··· ROWS
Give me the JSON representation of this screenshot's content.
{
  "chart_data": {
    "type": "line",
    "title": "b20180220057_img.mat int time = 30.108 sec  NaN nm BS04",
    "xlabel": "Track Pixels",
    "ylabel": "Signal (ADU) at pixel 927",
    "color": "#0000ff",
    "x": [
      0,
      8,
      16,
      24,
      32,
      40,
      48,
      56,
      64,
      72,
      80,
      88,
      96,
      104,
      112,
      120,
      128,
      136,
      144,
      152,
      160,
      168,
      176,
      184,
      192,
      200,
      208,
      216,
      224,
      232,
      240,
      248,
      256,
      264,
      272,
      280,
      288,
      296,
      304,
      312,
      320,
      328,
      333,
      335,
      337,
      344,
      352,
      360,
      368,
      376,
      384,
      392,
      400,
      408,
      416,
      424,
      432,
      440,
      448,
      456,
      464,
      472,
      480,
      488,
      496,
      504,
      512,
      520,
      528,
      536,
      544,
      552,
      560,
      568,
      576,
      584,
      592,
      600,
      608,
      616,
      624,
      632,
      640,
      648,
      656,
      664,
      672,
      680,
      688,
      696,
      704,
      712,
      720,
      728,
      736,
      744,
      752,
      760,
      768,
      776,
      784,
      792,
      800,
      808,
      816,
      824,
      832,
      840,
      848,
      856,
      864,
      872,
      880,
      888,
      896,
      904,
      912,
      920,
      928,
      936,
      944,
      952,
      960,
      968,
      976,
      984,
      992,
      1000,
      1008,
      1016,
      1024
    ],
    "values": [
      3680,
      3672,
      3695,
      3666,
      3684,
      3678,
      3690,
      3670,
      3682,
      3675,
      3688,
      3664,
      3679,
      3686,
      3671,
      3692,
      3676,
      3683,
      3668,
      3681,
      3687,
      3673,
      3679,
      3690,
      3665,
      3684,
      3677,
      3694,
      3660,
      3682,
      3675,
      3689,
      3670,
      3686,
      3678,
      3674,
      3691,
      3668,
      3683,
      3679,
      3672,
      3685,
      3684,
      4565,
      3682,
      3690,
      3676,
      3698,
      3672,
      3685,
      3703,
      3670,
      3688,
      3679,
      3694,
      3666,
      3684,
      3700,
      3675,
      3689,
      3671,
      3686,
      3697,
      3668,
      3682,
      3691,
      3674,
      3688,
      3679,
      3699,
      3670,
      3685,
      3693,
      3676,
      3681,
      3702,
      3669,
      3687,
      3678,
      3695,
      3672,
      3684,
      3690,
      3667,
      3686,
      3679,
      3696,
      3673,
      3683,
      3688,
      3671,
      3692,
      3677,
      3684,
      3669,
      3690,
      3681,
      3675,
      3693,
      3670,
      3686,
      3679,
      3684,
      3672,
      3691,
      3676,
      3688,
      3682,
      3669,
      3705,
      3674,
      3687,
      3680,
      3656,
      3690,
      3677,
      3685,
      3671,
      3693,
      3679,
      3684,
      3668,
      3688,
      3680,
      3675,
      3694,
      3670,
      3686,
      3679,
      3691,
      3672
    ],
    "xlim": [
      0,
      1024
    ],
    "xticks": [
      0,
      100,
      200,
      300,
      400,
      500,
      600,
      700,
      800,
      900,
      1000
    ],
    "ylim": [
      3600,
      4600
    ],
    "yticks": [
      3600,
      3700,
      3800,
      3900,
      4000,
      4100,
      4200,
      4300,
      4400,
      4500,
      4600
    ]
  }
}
······
| WHAT YOU NEED TO DO |
Go through the listing and print each line exactly as it appears.

| CORRECT RESPONSE |
Give me the JSON representation of this screenshot's content.
{
  "chart_data": {
    "type": "line",
    "title": "b20180220057_img.mat int time = 30.108 sec  NaN nm BS04",
    "xlabel": "Track Pixels",
    "ylabel": "Signal (ADU) at pixel 927",
    "color": "#0000ff",
    "x": [
      0,
      8,
      16,
      24,
      32,
      40,
      48,
      56,
      64,
      72,
      80,
      88,
      96,
      104,
      112,
      120,
      128,
      136,
      144,
      152,
      160,
      168,
      176,
      184,
      192,
      200,
      208,
      216,
      224,
      232,
      240,
      248,
      256,
      264,
      272,
      280,
      288,
      296,
      304,
      312,
      320,
      328,
      333,
      335,
      337,
      344,
      352,
      360,
      368,
      376,
      384,
      392,
      400,
      408,
      416,
      424,
      432,
      440,
      448,
      456,
      464,
      472,
      480,
      488,
      496,
      504,
      512,
      520,
      528,
      536,
      544,
      552,
      560,
      568,
      576,
      584,
      592,
      600,
      608,
      616,
      624,
      632,
      640,
      648,
      656,
      664,
      672,
      680,
      688,
      696,
      704,
      712,
      720,
      728,
      736,
      744,
      752,
      760,
      768,
      776,
      784,
      792,
      800,
      808,
      816,
      824,
      832,
      840,
      848,
      856,
      864,
      872,
      880,
      888,
      896,
      904,
      912,
      920,
      928,
      936,
      944,
      952,
      960,
      968,
      976,
      984,
      992,
      1000,
      1008,
      1016,
      1024
    ],
    "values": [
      3680,
      3672,
      3695,
      3666,
      3684,
      3678,
      3690,
      3670,
      3682,
      3675,
      3688,
      3664,
      3679,
      3686,
      3671,
      3692,
      3676,
      3683,
      3668,
      3681,
      3687,
      3673,
      3679,
      3690,
      3665,
      3684,
      3677,
      3694,
      3660,
      3682,
      3675,
      3689,
      3670,
      3686,
      3678,
      3674,
      3691,
      3668,
      3683,
      3679,
      3672,
      3685,
      3684,
      4565,
      3682,
      3690,
      3676,
      3698,
      3672,
      3685,
      3703,
      3670,
      3688,
      3679,
      3694,
      3666,
      3684,
      3700,
      3675,
      3689,
      3671,
      3686,
      3697,
      3668,
      3682,
      3691,
      3674,
      3688,
      3679,
      3699,
      3670,
      3685,
      3693,
      3676,
      3681,
      3702,
      3669,
      3687,
      3678,
      3695,
      3672,
      3684,
      3690,
      3667,
      3686,
      3679,
      3696,
      3673,
      3683,
      3688,
      3671,
      3692,
      3677,
      3684,
      3669,
      3690,
      3681,
      3675,
      3693,
      3670,
      3686,
      3679,
      3684,
      3672,
      3691,
      3676,
      3688,
      3682,
      3669,
      3705,
      3674,
      3687,
      3680,
      3656,
      3690,
      3677,
      3685,
      3671,
      3693,
      3679,
      3684,
      3668,
      3688,
      3680,
      3675,
      3694,
      3670,
      3686,
      3679,
      3691,
      3672
    ],
    "xlim": [
      0,
      1024
    ],
    "xticks": [
      0,
      100,
      200,
      300,
      400,
      500,
      600,
      700,
      800,
      900,
      1000
    ],
    "ylim": [
      3600,
      4600
    ],
    "yticks": [
      3600,
      3700,
      3800,
      3900,
      4000,
      4100,
      4200,
      4300,
      4400,
      4500,
      4600
    ]
  }
}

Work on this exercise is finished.